---------- RECORDS FOR THE EXERCISE

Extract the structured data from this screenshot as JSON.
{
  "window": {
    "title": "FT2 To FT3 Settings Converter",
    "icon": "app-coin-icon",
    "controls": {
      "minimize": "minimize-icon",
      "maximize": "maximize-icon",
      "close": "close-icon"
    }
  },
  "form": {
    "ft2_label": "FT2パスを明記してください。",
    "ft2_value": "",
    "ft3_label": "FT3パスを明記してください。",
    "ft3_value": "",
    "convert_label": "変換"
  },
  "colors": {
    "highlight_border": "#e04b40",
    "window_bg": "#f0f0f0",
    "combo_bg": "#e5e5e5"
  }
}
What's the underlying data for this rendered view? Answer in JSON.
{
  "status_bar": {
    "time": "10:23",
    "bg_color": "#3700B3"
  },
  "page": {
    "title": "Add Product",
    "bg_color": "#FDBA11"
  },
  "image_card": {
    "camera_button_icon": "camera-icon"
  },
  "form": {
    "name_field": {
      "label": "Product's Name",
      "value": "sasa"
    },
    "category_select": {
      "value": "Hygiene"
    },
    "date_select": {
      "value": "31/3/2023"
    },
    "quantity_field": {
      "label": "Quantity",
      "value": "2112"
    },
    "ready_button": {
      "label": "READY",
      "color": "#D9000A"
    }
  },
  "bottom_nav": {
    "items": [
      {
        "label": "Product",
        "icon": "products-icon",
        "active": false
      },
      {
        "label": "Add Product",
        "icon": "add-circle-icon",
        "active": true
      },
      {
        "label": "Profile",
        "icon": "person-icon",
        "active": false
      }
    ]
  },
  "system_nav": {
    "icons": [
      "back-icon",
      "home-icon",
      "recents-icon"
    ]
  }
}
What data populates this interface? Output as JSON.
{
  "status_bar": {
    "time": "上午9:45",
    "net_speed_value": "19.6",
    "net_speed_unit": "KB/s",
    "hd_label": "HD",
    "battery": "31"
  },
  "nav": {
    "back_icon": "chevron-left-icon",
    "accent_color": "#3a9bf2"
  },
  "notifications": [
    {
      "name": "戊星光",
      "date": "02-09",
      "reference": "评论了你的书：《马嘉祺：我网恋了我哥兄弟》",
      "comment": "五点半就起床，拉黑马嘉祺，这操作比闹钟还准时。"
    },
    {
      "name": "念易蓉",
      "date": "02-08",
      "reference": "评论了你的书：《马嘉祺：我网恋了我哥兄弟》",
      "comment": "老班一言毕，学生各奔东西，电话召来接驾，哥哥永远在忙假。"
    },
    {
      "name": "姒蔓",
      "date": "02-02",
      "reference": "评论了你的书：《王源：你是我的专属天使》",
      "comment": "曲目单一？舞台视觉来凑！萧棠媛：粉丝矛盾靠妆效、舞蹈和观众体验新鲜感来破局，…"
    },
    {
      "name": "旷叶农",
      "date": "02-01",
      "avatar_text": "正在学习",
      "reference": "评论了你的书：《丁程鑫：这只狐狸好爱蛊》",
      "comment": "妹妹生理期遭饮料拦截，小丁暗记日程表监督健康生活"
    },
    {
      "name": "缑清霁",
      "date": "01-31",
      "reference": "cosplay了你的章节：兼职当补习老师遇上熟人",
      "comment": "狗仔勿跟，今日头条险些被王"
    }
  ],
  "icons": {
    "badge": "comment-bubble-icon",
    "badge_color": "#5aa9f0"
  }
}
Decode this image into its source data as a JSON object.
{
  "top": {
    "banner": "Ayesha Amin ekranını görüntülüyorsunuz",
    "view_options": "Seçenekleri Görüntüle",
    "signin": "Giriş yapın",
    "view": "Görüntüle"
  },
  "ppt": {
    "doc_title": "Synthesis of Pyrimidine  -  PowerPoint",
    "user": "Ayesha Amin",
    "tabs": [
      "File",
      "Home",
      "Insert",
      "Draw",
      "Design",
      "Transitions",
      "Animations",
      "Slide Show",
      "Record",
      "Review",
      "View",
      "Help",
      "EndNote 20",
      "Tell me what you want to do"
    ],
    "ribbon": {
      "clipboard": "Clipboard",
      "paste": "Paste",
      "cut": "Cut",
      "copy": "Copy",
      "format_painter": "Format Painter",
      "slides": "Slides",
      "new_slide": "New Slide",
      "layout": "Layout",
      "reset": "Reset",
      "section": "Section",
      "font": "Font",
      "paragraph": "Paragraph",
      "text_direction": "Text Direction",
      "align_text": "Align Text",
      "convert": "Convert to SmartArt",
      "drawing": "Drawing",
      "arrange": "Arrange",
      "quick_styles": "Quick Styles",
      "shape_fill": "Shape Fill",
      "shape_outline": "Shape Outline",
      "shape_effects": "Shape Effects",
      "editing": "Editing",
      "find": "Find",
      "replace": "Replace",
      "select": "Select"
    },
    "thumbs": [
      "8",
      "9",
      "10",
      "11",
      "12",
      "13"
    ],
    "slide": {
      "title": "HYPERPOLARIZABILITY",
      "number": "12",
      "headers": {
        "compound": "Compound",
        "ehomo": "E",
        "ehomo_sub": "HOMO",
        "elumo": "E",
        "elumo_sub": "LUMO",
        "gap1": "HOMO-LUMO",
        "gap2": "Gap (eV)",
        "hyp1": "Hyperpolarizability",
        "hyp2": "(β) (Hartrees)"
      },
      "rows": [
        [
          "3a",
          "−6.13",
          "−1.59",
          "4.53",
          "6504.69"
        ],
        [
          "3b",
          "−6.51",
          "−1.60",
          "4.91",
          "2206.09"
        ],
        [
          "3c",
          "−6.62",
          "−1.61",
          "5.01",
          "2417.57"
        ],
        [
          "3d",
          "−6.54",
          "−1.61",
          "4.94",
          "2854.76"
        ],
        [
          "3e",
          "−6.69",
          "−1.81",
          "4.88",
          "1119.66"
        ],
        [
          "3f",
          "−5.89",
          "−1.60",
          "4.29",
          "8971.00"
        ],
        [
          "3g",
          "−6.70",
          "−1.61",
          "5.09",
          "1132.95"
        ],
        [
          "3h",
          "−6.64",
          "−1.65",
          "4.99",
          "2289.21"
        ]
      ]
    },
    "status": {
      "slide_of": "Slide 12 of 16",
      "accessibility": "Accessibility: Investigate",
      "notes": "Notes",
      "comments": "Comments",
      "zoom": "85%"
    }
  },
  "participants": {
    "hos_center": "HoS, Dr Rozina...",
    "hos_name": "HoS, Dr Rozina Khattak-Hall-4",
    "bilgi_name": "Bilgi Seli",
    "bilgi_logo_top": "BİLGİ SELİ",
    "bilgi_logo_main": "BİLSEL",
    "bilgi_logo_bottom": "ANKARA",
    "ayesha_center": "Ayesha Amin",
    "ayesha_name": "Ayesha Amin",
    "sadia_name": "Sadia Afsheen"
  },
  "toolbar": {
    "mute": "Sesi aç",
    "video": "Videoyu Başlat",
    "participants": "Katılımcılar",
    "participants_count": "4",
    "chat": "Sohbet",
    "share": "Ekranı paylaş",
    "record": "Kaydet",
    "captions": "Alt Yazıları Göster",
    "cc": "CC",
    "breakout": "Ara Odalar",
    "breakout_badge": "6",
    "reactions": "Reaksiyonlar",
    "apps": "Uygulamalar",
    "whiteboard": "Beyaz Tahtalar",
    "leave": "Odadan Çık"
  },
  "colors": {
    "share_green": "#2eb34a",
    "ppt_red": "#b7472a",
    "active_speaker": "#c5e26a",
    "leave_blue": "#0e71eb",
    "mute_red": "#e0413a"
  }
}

--------------------

→ **GOAL OF THE EXERCISE**
Say how many lines in this listing hold the string "Shape", giving the count and nothing more.

→ **ANSWER FOR THE TASK**
3